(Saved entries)
>> start

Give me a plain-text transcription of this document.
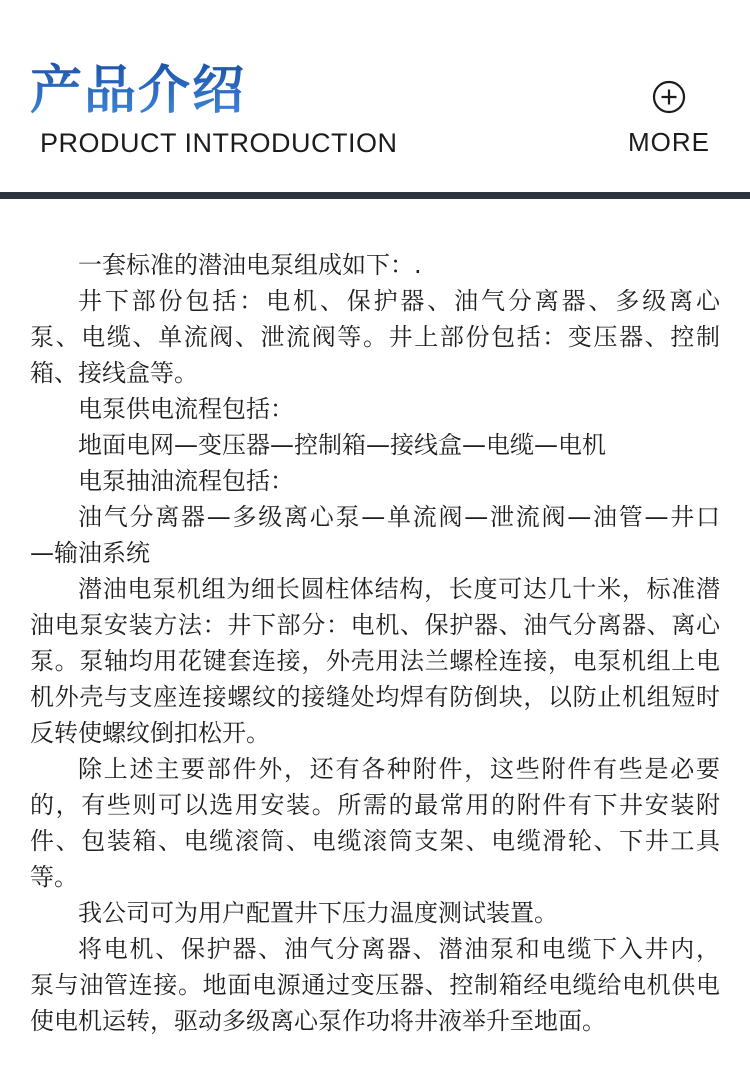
产品介绍
PRODUCT INTRODUCTION	MORE
一套标准的潜油电泵组成如下：.
井下部份包括：电机、保护器、油气分离器、多级离心
泵、电缆、单流阀、泄流阀等。井上部份包括：变压器、控制
箱、接线盒等。
电泵供电流程包括：
地面电网—变压器—控制箱—接线盒—电缆—电机
电泵抽油流程包括：
油气分离器—多级离心泵—单流阀—泄流阀—油管—井口
—输油系统
潜油电泵机组为细长圆柱体结构，长度可达几十米，标准潜
油电泵安装方法：井下部分：电机、保护器、油气分离器、离心
泵。泵轴均用花键套连接，外壳用法兰螺栓连接，电泵机组上电
机外壳与支座连接螺纹的接缝处均焊有防倒块，以防止机组短时
反转使螺纹倒扣松开。
除上述主要部件外，还有各种附件，这些附件有些是必要
的，有些则可以选用安装。所需的最常用的附件有下井安装附
件、包装箱、电缆滚筒、电缆滚筒支架、电缆滑轮、下井工具
等。
我公司可为用户配置井下压力温度测试装置。
将电机、保护器、油气分离器、潜油泵和电缆下入井内，
泵与油管连接。地面电源通过变压器、控制箱经电缆给电机供电
使电机运转，驱动多级离心泵作功将井液举升至地面。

>> end

● **Given exercise**
Can you retype every record above exactly, leaving out the pictures?

● **Answer in full**
Give me a plain-text transcription of this document.
产品介绍
PRODUCT INTRODUCTION	MORE
一套标准的潜油电泵组成如下：.
井下部份包括：电机、保护器、油气分离器、多级离心
泵、电缆、单流阀、泄流阀等。井上部份包括：变压器、控制
箱、接线盒等。
电泵供电流程包括：
地面电网—变压器—控制箱—接线盒—电缆—电机
电泵抽油流程包括：
油气分离器—多级离心泵—单流阀—泄流阀—油管—井口
—输油系统
潜油电泵机组为细长圆柱体结构，长度可达几十米，标准潜
油电泵安装方法：井下部分：电机、保护器、油气分离器、离心
泵。泵轴均用花键套连接，外壳用法兰螺栓连接，电泵机组上电
机外壳与支座连接螺纹的接缝处均焊有防倒块，以防止机组短时
反转使螺纹倒扣松开。
除上述主要部件外，还有各种附件，这些附件有些是必要
的，有些则可以选用安装。所需的最常用的附件有下井安装附
件、包装箱、电缆滚筒、电缆滚筒支架、电缆滑轮、下井工具
等。
我公司可为用户配置井下压力温度测试装置。
将电机、保护器、油气分离器、潜油泵和电缆下入井内，
泵与油管连接。地面电源通过变压器、控制箱经电缆给电机供电
使电机运转，驱动多级离心泵作功将井液举升至地面。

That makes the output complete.